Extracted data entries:
------------------------------------

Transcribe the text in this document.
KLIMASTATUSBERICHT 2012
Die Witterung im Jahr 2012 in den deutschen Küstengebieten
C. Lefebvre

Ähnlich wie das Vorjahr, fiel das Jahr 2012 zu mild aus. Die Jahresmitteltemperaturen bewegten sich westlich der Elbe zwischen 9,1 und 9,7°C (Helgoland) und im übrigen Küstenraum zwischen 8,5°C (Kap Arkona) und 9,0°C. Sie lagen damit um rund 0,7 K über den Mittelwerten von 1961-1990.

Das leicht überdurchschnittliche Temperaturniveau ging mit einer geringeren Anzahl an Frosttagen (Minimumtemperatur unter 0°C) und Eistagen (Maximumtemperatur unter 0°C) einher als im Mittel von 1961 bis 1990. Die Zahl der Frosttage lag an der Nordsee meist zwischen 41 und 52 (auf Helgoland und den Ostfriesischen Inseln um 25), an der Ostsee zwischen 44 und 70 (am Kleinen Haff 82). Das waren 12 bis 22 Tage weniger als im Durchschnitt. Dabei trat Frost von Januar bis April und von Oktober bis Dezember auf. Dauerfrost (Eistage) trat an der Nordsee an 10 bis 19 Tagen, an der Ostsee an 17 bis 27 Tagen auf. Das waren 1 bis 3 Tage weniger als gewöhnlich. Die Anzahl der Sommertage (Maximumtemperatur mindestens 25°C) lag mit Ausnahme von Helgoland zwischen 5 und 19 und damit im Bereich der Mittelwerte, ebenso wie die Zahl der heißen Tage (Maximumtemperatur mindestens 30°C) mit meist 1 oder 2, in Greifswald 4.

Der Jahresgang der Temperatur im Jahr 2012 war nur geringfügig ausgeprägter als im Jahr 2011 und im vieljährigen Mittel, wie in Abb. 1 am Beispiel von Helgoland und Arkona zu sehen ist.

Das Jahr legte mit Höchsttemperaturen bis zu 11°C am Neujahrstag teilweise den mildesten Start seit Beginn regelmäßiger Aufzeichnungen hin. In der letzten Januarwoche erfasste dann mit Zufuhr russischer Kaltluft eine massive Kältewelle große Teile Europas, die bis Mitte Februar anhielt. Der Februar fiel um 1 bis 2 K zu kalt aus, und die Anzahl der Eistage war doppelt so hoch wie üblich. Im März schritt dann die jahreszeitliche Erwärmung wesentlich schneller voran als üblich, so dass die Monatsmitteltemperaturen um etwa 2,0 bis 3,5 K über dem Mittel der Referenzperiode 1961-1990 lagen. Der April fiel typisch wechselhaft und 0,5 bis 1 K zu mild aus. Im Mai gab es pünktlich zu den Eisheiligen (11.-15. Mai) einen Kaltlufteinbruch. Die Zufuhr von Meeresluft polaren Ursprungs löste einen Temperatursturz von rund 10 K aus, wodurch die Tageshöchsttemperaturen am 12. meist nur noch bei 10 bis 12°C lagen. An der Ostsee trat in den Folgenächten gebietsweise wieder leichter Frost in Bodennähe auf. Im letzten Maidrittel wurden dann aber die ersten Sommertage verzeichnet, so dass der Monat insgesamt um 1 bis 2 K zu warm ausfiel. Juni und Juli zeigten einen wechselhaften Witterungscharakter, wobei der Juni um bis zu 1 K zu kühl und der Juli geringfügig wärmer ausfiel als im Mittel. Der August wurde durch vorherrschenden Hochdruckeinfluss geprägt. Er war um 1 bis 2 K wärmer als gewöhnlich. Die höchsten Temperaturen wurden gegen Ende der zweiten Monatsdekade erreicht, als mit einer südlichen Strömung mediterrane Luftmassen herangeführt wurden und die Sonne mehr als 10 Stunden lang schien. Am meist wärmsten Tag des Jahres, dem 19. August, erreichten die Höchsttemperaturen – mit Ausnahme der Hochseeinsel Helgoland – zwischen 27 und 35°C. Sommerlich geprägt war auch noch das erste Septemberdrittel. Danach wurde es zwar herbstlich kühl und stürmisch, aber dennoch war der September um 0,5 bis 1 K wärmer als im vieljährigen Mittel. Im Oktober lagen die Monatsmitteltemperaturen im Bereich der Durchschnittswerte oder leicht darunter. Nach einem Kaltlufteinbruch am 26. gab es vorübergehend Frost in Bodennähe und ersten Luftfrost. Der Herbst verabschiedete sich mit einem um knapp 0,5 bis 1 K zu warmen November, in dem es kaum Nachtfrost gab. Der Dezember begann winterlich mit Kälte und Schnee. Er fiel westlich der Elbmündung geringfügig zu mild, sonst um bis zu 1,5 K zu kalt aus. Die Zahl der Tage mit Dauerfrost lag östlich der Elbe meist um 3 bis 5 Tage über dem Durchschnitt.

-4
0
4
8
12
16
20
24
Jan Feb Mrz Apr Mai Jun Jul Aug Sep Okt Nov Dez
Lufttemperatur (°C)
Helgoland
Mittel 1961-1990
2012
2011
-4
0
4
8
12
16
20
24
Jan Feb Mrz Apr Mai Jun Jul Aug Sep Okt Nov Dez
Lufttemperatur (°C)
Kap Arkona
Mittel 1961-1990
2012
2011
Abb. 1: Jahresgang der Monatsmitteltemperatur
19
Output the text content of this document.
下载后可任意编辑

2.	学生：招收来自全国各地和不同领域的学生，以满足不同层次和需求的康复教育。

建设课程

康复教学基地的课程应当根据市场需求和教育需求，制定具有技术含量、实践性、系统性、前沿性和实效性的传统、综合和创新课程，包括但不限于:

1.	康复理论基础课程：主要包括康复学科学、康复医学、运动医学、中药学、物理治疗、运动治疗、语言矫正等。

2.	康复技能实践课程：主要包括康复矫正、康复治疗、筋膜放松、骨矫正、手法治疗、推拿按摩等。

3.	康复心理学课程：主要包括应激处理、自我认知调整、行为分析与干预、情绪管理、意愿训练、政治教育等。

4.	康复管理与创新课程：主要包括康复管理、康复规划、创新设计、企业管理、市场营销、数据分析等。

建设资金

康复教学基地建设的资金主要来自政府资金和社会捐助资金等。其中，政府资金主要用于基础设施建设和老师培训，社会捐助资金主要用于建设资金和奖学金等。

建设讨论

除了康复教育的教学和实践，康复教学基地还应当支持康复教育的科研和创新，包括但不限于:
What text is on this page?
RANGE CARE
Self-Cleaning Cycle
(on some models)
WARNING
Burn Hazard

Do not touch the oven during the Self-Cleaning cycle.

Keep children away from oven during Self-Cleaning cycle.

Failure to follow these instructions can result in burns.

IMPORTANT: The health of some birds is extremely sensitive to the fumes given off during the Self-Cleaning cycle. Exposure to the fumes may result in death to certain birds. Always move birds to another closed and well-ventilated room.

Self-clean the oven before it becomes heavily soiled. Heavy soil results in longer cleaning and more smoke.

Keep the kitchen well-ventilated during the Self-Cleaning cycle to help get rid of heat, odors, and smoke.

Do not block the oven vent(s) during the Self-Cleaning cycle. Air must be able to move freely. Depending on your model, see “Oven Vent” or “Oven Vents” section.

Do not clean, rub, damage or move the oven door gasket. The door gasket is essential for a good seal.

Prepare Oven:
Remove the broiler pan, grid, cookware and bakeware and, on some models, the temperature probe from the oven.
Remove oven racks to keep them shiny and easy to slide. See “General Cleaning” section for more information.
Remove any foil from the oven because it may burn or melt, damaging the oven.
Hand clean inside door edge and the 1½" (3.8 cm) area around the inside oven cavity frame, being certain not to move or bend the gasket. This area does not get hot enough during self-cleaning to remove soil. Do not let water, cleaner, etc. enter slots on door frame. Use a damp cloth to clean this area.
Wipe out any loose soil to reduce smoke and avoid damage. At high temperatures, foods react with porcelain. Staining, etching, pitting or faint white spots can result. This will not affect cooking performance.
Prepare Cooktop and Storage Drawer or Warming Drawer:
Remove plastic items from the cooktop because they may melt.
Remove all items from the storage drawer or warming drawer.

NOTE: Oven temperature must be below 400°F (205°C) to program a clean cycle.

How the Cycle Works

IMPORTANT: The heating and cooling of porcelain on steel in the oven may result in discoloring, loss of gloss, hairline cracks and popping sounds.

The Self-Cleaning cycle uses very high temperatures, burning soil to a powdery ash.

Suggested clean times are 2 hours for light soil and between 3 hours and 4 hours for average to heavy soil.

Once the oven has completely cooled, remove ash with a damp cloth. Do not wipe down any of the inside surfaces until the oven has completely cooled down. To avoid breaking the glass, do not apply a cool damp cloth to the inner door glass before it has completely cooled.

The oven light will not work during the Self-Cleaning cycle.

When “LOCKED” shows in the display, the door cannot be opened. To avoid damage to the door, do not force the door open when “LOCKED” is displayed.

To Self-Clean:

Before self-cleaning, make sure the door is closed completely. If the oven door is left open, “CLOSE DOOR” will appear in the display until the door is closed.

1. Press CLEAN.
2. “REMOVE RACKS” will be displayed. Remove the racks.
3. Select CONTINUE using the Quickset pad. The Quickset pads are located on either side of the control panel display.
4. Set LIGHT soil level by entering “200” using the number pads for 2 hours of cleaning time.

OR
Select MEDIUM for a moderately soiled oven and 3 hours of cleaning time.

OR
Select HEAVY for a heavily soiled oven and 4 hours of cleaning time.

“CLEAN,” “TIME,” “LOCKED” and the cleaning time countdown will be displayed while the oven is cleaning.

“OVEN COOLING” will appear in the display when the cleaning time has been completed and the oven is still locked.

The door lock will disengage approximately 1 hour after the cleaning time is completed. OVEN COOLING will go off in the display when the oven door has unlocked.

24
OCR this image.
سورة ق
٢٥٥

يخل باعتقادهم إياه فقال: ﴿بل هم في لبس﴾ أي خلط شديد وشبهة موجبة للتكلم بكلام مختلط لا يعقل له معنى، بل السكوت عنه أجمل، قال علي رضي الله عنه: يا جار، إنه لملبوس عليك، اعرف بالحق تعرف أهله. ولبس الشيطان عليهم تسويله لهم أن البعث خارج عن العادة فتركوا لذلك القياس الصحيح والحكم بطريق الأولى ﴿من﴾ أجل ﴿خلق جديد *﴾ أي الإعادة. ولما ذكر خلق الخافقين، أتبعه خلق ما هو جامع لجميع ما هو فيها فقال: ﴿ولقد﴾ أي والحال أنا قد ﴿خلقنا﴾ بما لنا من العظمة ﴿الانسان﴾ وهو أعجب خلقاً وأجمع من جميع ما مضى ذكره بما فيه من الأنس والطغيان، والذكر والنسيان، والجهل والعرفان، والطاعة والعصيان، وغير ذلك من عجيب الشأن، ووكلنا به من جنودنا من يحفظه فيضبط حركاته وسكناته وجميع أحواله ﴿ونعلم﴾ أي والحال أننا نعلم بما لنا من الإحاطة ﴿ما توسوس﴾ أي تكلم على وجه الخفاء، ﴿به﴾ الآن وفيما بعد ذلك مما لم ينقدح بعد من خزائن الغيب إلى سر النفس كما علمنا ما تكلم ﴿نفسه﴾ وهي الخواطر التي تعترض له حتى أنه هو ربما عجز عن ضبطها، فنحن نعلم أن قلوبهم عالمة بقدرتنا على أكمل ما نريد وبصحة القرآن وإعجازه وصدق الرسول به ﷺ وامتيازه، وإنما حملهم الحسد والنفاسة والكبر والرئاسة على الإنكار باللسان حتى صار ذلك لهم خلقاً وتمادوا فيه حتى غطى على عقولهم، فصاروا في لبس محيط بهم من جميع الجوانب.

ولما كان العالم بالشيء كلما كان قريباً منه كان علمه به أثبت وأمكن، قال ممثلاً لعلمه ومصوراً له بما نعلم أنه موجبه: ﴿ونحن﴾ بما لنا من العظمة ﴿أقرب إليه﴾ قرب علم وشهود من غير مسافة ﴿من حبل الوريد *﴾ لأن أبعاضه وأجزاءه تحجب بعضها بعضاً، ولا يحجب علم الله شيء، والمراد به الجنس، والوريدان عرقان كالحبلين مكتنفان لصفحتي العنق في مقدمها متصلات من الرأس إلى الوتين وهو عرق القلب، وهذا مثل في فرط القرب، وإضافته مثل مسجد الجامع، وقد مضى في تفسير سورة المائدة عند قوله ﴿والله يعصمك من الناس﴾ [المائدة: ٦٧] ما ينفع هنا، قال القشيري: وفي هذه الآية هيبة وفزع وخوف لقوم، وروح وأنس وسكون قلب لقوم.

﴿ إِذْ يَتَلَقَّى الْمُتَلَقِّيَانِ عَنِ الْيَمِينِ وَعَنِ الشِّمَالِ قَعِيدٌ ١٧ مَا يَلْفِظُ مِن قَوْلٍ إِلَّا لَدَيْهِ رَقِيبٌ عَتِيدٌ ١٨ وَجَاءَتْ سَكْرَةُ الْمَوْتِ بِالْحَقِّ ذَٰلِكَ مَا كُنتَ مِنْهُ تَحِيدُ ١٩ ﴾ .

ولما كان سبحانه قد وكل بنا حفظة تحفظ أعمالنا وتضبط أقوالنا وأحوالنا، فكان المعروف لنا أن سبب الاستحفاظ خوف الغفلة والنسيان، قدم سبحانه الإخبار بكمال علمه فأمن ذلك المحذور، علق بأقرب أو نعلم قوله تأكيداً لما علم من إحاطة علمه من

------------------------------------

Do this
Looking at the entries above, state how many lines contain "because"; give the number alone.

Solution to this task
2